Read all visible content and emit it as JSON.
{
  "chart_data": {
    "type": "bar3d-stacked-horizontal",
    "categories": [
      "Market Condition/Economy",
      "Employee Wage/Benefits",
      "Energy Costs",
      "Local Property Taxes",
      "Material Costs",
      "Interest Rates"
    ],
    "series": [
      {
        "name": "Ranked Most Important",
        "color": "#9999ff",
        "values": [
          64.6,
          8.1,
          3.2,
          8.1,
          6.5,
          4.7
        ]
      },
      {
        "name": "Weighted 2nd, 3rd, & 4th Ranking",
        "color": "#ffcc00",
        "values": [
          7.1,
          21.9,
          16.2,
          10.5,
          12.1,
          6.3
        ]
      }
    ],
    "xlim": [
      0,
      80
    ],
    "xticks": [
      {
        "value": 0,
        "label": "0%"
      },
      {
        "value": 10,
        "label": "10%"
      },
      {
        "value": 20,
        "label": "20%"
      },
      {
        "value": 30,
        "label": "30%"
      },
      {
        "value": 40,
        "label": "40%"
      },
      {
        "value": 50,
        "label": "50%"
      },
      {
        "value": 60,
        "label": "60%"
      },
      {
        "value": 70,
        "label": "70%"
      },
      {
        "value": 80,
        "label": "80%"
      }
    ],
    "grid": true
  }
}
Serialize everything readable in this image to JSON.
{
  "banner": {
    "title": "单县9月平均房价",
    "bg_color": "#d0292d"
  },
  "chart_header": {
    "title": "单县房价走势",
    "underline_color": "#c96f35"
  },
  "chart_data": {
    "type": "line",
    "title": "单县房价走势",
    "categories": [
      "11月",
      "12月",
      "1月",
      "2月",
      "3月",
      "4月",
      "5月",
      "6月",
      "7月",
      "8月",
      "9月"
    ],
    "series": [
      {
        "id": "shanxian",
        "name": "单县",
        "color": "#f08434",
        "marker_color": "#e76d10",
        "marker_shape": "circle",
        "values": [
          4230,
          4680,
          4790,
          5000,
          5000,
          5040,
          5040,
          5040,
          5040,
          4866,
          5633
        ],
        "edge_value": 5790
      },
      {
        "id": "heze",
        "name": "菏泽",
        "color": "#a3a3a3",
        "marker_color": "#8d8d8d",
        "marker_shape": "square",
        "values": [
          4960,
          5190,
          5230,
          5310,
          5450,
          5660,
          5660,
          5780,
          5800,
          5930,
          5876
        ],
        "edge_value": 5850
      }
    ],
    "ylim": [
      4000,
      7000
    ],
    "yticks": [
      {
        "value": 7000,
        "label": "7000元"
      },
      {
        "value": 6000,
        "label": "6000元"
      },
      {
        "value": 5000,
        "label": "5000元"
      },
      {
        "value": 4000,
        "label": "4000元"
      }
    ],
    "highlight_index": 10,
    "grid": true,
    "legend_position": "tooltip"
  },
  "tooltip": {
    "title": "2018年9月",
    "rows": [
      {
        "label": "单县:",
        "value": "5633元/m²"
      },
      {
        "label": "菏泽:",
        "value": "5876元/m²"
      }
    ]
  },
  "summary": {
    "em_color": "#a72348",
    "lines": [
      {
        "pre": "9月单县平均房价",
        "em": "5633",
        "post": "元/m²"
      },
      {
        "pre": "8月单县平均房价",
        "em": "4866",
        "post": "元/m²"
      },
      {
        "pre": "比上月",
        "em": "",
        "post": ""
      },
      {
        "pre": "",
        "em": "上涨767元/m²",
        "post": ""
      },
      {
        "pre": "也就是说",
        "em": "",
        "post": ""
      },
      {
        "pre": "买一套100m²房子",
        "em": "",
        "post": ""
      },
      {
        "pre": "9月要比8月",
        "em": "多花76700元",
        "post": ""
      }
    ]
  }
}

· · · · ·

■ Directions
Keep only those lines of the records that hold "name", and return them.

■ Reply
        "name": "Ranked Most Important",
        "name": "Weighted 2nd, 3rd, & 4th Ranking",
        "name": "单县",
        "name": "菏泽",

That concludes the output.